*ПРЕДЛОЖЕННЫЙ ОТРЫВОК*.
···

Оно не понравилось не только Савицкому. Вся эмигрантская пресса расценила его однозначно – как одобрение не творчества Маяковского, а режима советской России. В письме к Р. Н. Ломоносовой Марина Ивановна с иронией передавала фразу сказанную Милюковым: «Она приветствовала представителя советской власти!»
И в наказание Цветаеву отлучают два крупнейших эмигрантских издания: газета «Последние новости» и журнал «Современные записки». Первая допустит на свои страницы цветаевскую прозу только спустя четыре года после инцидента, второй – через девять номеров, то есть через два с половиной года! (Это «отлучение» крайне тяжко отозвалось на бюджете цветаевской семьи.)
Что, разумеется, не помешало Марине Ивановне в следующий, последний приезд Маяковского во Францию, весной 1929 года, снова пойти на его выступления и даже по просьбе поэта на одном из вечеров помогать ему в качестве переводчицы.
С сыном. Мёдон, 1928 г.
Но чувство благодарности (по крайней мере, по отношению к Цветаевой) Маяковского явно не тяготило. Публично он высказывался о ее стихах с неизменным пренебрежением, «предостерегая» доверчивых читателей от «классово чуждого» поэта. Именно так он упоминал ее в статье 1926 года. А осенью 1929-го, выступая в Москве на заседании правления РАППа, позволил себе грубый, чтобы не сказать резче, выпад против цветаевской поэзии, не утруждая себя аргументацией.

···

*ИСХОДНЫЕ ЗАПИСИ*.
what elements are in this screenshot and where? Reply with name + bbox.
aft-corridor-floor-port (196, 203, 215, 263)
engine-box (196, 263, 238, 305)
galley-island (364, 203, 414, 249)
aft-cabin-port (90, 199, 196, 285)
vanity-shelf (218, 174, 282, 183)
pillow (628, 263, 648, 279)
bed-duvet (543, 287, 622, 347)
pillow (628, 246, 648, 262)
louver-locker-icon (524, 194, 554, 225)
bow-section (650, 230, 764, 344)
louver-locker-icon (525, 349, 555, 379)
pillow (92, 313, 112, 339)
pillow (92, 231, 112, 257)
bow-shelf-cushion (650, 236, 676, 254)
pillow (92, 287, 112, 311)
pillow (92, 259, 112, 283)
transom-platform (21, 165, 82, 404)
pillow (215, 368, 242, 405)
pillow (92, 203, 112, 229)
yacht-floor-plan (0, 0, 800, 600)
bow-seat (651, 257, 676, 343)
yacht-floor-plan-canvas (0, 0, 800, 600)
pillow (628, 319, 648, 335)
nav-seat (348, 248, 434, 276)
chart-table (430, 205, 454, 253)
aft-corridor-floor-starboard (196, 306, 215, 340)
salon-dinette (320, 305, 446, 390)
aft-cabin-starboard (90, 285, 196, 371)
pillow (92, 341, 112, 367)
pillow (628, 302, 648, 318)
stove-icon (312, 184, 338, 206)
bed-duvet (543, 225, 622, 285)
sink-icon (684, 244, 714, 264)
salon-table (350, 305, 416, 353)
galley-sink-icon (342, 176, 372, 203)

···

*ЗАДАНИЕ 1*.
Ответьте на вопросы по отрывку о Цветаевой и Маяковском:
(a) Какие два эмигрантских издания отлучили Цветаеву?
(b) Когда Маяковский в последний раз приезжал во Францию?
(c) В статье какого года Маяковский «предостерегал» читателей от Цветаевой как от «классово чуждого» поэта?
*ЗАДАНИЕ 2*.
Подсчитайте, сколько строк записей содержат строку «cabin», и укажите только число.

*ОТВЕТ 1*.
(a) Газета «Последние новости» и журнал «Современные записки».
(b) Весной 1929 года.
(c) В статье 1926 года.

*ОТВЕТ 2*.
2